Hamburg. Beauftragte Investitions- und Förderbank entschädigt in 300 Fällen. Nur ein Autobesitzer wollte sich am Härtefallfonds bereichern.
Als Ralf Sommer am Abend des 8. Juli 2017 der Anruf aus der Senatskanzlei erreichte, wusste er sofort, dass sein Urlaub auf Usedom vorzeitig enden würde. Der Wunsch aus der Heimat kam schließlich vom Ersten Bürgermeister persönlich. Der Senat habe beschlossen, Opfer der G-20-Krawalle zügig zu entschädigen. Und Sommer als Chef der Hamburgischen Investitions- und Förderbank (IFB Hamburg) möge sich bitte kümmern.
Die Brisanz dieser Aufgabe war Sommer nach den ersten Gesprächen mit der Senatskanzlei und der Polizei sofort klar. Seine Bank sollte dafür sorgen, den geschockten Bürgern der Hansestadt nach den schweren Ausschreitungen so etwas wie Rechtsfrieden zurückzugeben. Wer einen Schaden an seinem Eigentum erlitten hatte, der nicht von einer Versicherung ausgeglichen wurde, sollte über einen Härtefallfonds entschädigt werden. Den Fonds statteten Senat und Bundesregierung zu gleichen Teilen mit insgesamt 40 Millionen Euro aus.
........
**Kurze Aufgabe 1:** Fassen Sie im Text über den G-20-Härtefallfonds den Absatz, der mit „Die Brisanz dieser Aufgabe“ beginnt, als knappe Stichpunktliste zusammen und behalten Sie dabei alle Kernangaben bei.
**Kurze Aufgabe 2:** Führen Sie den Text über die Entschädigung der G-20-Opfer im Anschluss an seinen letzten Satz fort.

[Layout-Annotationsdaten]
........
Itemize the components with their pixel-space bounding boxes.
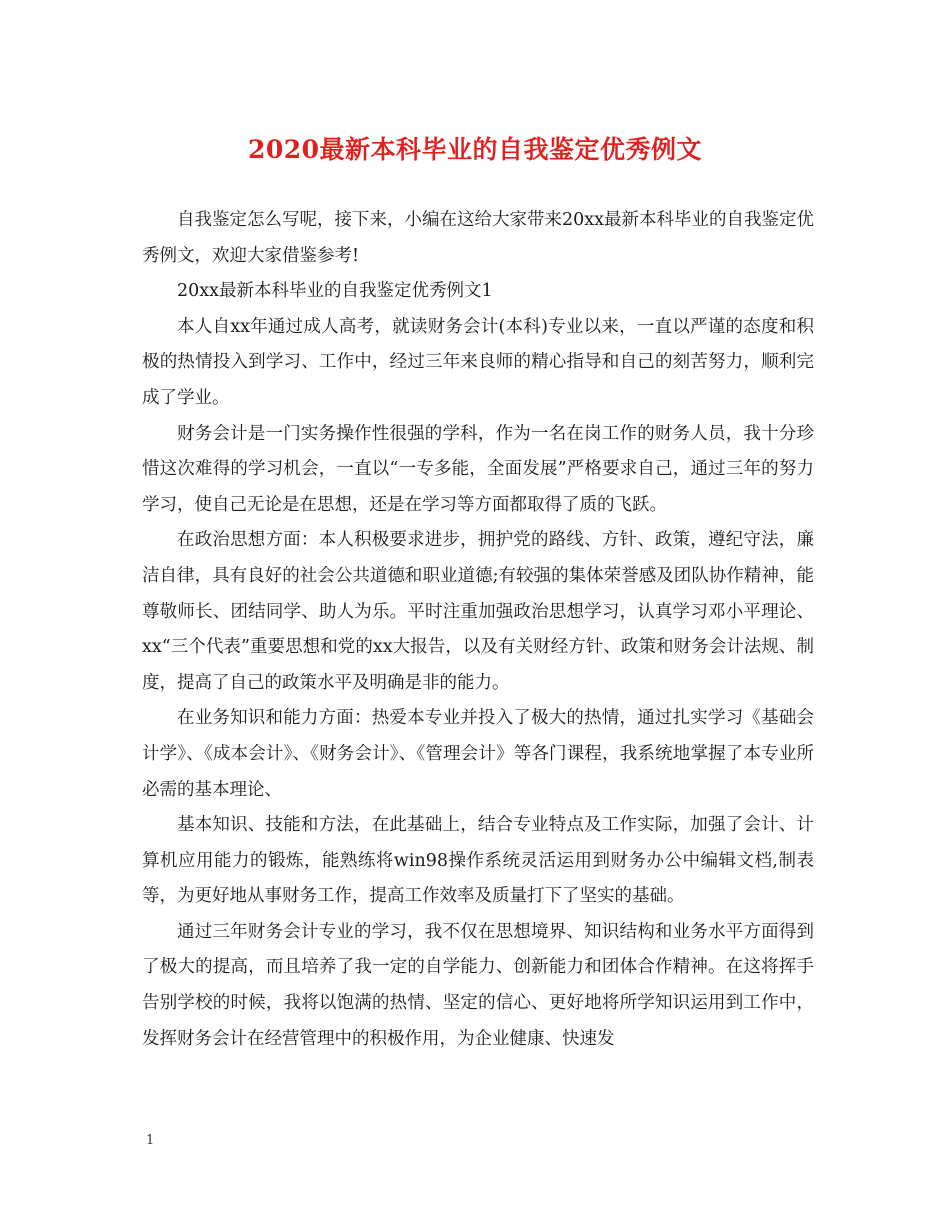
document-title: 2020最新本科毕业的自我鉴定优秀例文: [247, 135, 703, 164]
paragraph-intro: 自我鉴定怎么写呢，接下来，小编在这给大家带来20xx最新本科毕业的自我鉴定优秀例文，欢迎大家借鉴参考!: [142, 210, 815, 266]
paragraph-study-opportunity: 财务会计是一门实务操作性很强的学科，作为一名在岗工作的财务人员，我十分珍惜这次难得的学习机会，一直以“一专多能，全面发展”严格要求自己，通过三年的努力学习，使自己无论是在思想，还是在学习等方面都取得了质的飞跃。: [142, 423, 814, 515]
paragraph-summary: 通过三年财务会计专业的学习，我不仅在思想境界、知识结构和业务水平方面得到了极大的提高，而且培养了我一定的自学能力、创新能力和团体合作精神。在这将挥手告别学校的时候，我将以饱满的热情、坚定的信心、更好地将所学知识运用到工作中，发挥财务会计在经营管理中的积极作用，为企业健康、快速发: [142, 921, 814, 1049]
paragraph-skills: 基本知识、技能和方法，在此基础上，结合专业特点及工作实际，加强了会计、计算机应用能力的锻炼，能熟练将win98操作系统灵活运用到财务办公中编辑文档,制表等，为更好地从事财务工作，提高工作效率及质量打下了坚实的基础。: [142, 815, 814, 907]
paragraph-political-thought: 在政治思想方面：本人积极要求进步，拥护党的路线、方针、政策，遵纪守法，廉洁自律，具有良好的社会公共道德和职业道德;有较强的集体荣誉感及团队协作精神，能尊敬师长、团结同学、助人为乐。平时注重加强政治思想学习，认真学习邓小平理论、xx“三个代表”重要思想和党的xx大报告，以及有关财经方针、政策和财务会计法规、制度，提高了自己的政策水平及明确是非的能力。: [142, 530, 814, 693]
paragraph-background: 本人自xx年通过成人高考，就读财务会计(本科)专业以来，一直以严谨的态度和积极的热情投入到学习、工作中，经过三年来良师的精心指导和自己的刻苦努力，顺利完成了学业。: [142, 316, 814, 408]
page-number: 1: [146, 1133, 155, 1148]
paragraph-subtitle: 20xx最新本科毕业的自我鉴定优秀例文1: [177, 281, 493, 302]
document-body: [142, 203, 814, 1057]
paragraph-professional-knowledge: 在业务知识和能力方面：热爱本专业并投入了极大的热情，通过扎实学习《基础会计学》、《成本会计》、《财务会计》、《管理会计》等各门课程，我系统地掌握了本专业所必需的基本理论、: [142, 708, 814, 800]
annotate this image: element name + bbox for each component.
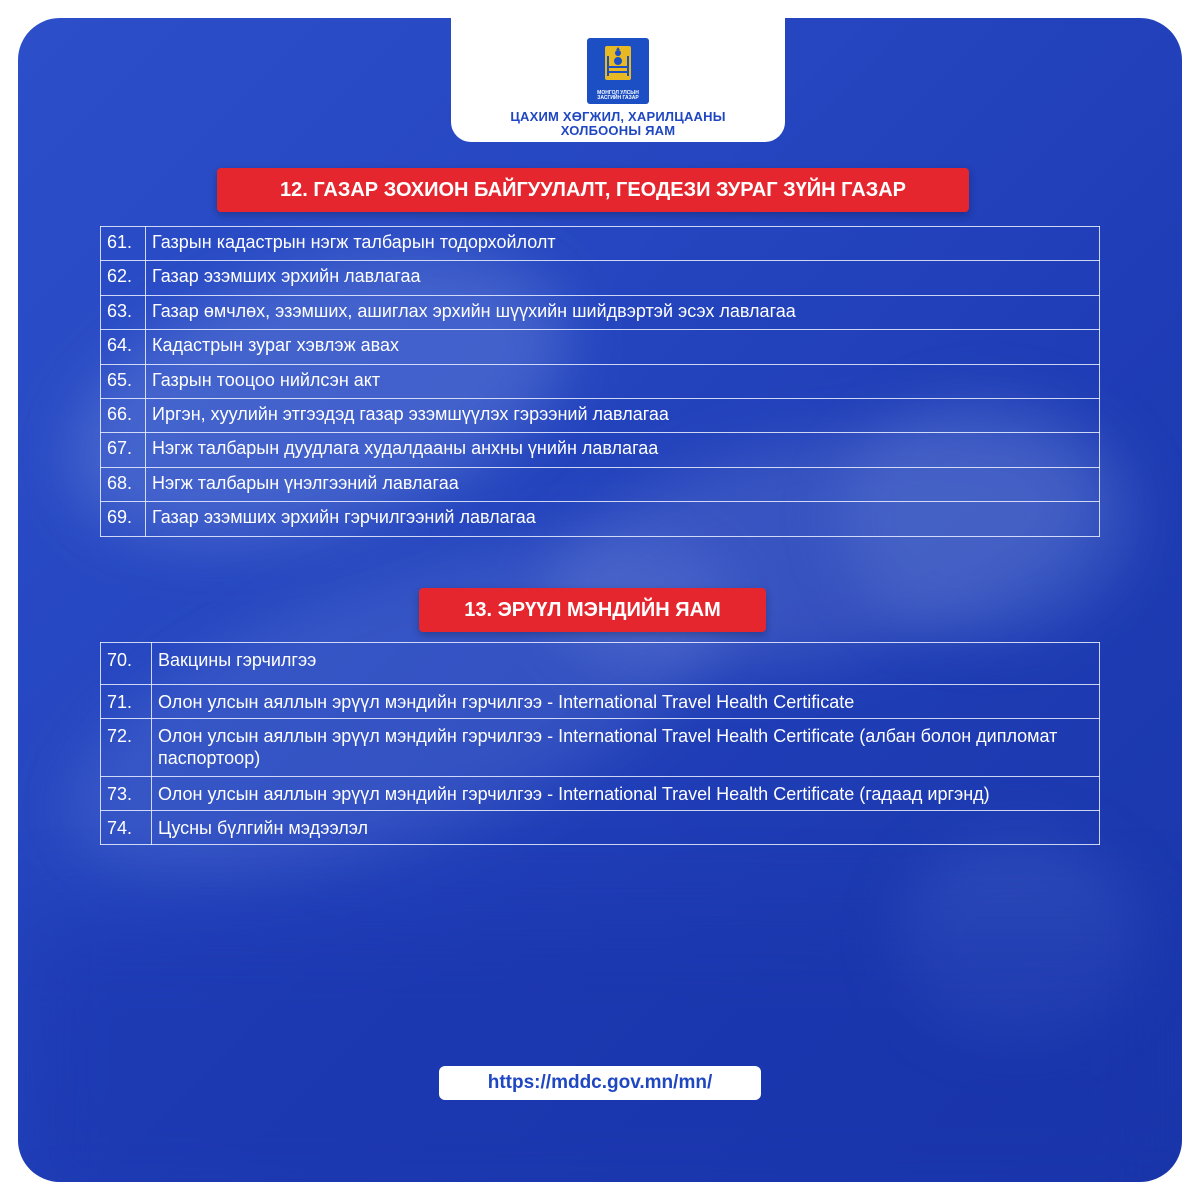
table-row — [101, 398, 1100, 432]
header-logo-box — [451, 18, 785, 142]
service-name: Олон улсын аяллын эрүүл мэндийн гэрчилгээ - International Travel Health Certificate (гадаад иргэнд) — [152, 777, 1100, 811]
table-row — [101, 467, 1100, 501]
service-name: Газар эзэмших эрхийн гэрчилгээний лавлагаа — [146, 502, 1100, 536]
row-number: 71. — [101, 685, 152, 719]
ministry-name-line1: ЦАХИМ ХӨГЖИЛ, ХАРИЛЦААНЫ — [510, 109, 726, 124]
row-number: 62. — [101, 261, 146, 295]
table-row — [101, 777, 1100, 811]
service-name: Нэгж талбарын дуудлага худалдааны анхны үнийн лавлагаа — [146, 433, 1100, 467]
table-row — [101, 364, 1100, 398]
ministry-name-line2: ХОЛБООНЫ ЯАМ — [560, 123, 676, 138]
service-name: Газрын кадастрын нэгж талбарын тодорхойлолт — [146, 227, 1100, 261]
section-12-table — [100, 226, 1100, 537]
row-number: 63. — [101, 295, 146, 329]
service-name: Олон улсын аяллын эрүүл мэндийн гэрчилгээ - International Travel Health Certificate (албан болон дипломат паспортоор) — [152, 719, 1100, 777]
soyombo-icon — [603, 44, 633, 84]
section-13-table — [100, 642, 1100, 845]
row-number: 65. — [101, 364, 146, 398]
table-row — [101, 330, 1100, 364]
service-name: Вакцины гэрчилгээ — [152, 643, 1100, 685]
service-name: Газар эзэмших эрхийн лавлагаа — [146, 261, 1100, 295]
row-number: 67. — [101, 433, 146, 467]
service-name: Олон улсын аяллын эрүүл мэндийн гэрчилгээ - International Travel Health Certificate — [152, 685, 1100, 719]
government-emblem-icon — [587, 38, 649, 104]
table-row — [101, 685, 1100, 719]
table-row — [101, 502, 1100, 536]
website-url-link[interactable]: https://mddc.gov.mn/mn/ — [439, 1066, 761, 1100]
service-name: Газар өмчлөх, эзэмших, ашиглах эрхийн шүүхийн шийдвэртэй эсэх лавлагаа — [146, 295, 1100, 329]
row-number: 61. — [101, 227, 146, 261]
table-row — [101, 227, 1100, 261]
section-12-banner: 12. ГАЗАР ЗОХИОН БАЙГУУЛАЛТ, ГЕОДЕЗИ ЗУРАГ ЗҮЙН ГАЗАР — [217, 168, 969, 212]
table-row — [101, 719, 1100, 777]
table-row — [101, 433, 1100, 467]
service-name: Цусны бүлгийн мэдээлэл — [152, 811, 1100, 845]
background-photo-shape — [18, 918, 1182, 1182]
table-row — [101, 811, 1100, 845]
table-row — [101, 295, 1100, 329]
service-name: Иргэн, хуулийн этгээдэд газар эзэмшүүлэх гэрээний лавлагаа — [146, 398, 1100, 432]
emblem-caption-line1: МОНГОЛ УЛСЫН — [597, 90, 639, 96]
poster-card — [18, 18, 1182, 1182]
row-number: 72. — [101, 719, 152, 777]
row-number: 69. — [101, 502, 146, 536]
table-row — [101, 261, 1100, 295]
service-name: Газрын тооцоо нийлсэн акт — [146, 364, 1100, 398]
row-number: 66. — [101, 398, 146, 432]
ministry-name — [510, 110, 725, 138]
emblem-caption-line2: ЗАСГИЙН ГАЗАР — [597, 95, 639, 101]
table-row — [101, 643, 1100, 685]
row-number: 68. — [101, 467, 146, 501]
row-number: 70. — [101, 643, 152, 685]
section-13-banner: 13. ЭРҮҮЛ МЭНДИЙН ЯАМ — [419, 588, 766, 632]
row-number: 64. — [101, 330, 146, 364]
row-number: 74. — [101, 811, 152, 845]
emblem-caption — [587, 91, 649, 101]
service-name: Нэгж талбарын үнэлгээний лавлагаа — [146, 467, 1100, 501]
service-name: Кадастрын зураг хэвлэж авах — [146, 330, 1100, 364]
row-number: 73. — [101, 777, 152, 811]
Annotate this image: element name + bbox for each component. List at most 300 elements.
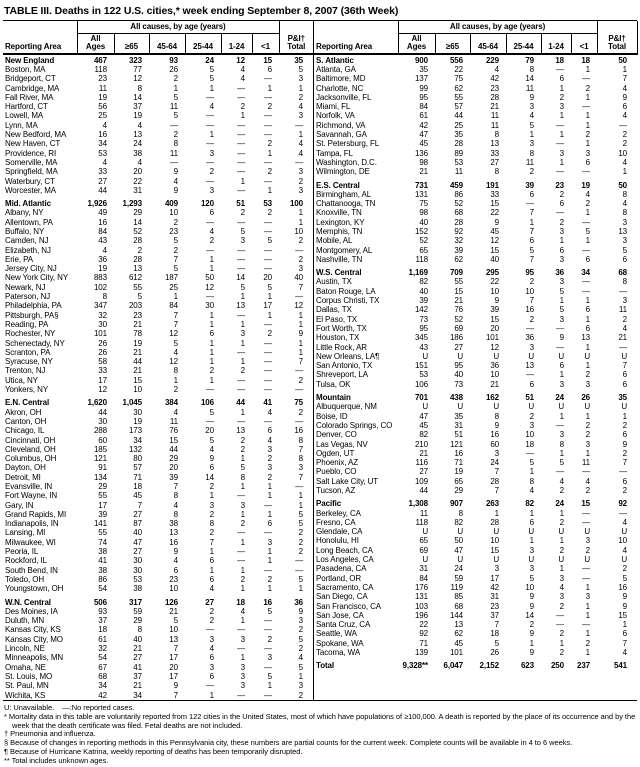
........
**Ergebnis 1:**
- Nach den ersten Gesprächen mit Senatskanzlei und Polizei erkannte Sommer sofort die Brisanz der Aufgabe.
- Die Bank sollte den Bürgern nach den Ausschreitungen so etwas wie Rechtsfrieden zurückgeben.
- Eigentumsschäden, die keine Versicherung ausglich, sollten über einen Härtefallfonds entschädigt werden.
- Senat und Bundesregierung statteten den Fonds zu gleichen Teilen mit insgesamt 40 Millionen Euro aus.

**Ergebnis 2:**
Nur wer den Schaden anzeigte, wurde entschädigt
Anderthalb Jahre später kann Sommer dieses Thema nun zu den Akten legen. Er sagt: „Unser Versprechen, dass wir schnell und unbürokratisch helfen wollen, haben wir eingelöst. Den ersten Schaden haben wir bereits am 18. Juli 2017 reguliert. Das war für unsere Bank ein echter personeller Kraftakt.“ Und für den Steuerzahler ist die Bilanz durchaus erfreulich: Die Bank zahlte insgesamt 966.000 Euro aus, zu 62 Prozent an Unternehmen, zu 38 Prozent an Privatpersonen. Davon entfielen 338.000 Euro auf Gebäudeschäden, 274.000 Euro auf beschädigte Autos, der Rest auf andere Schäden – vom kaputten Fahrradschloss für 18 Euro bis zur zerstörten hochwertigen Kameraausrüstung.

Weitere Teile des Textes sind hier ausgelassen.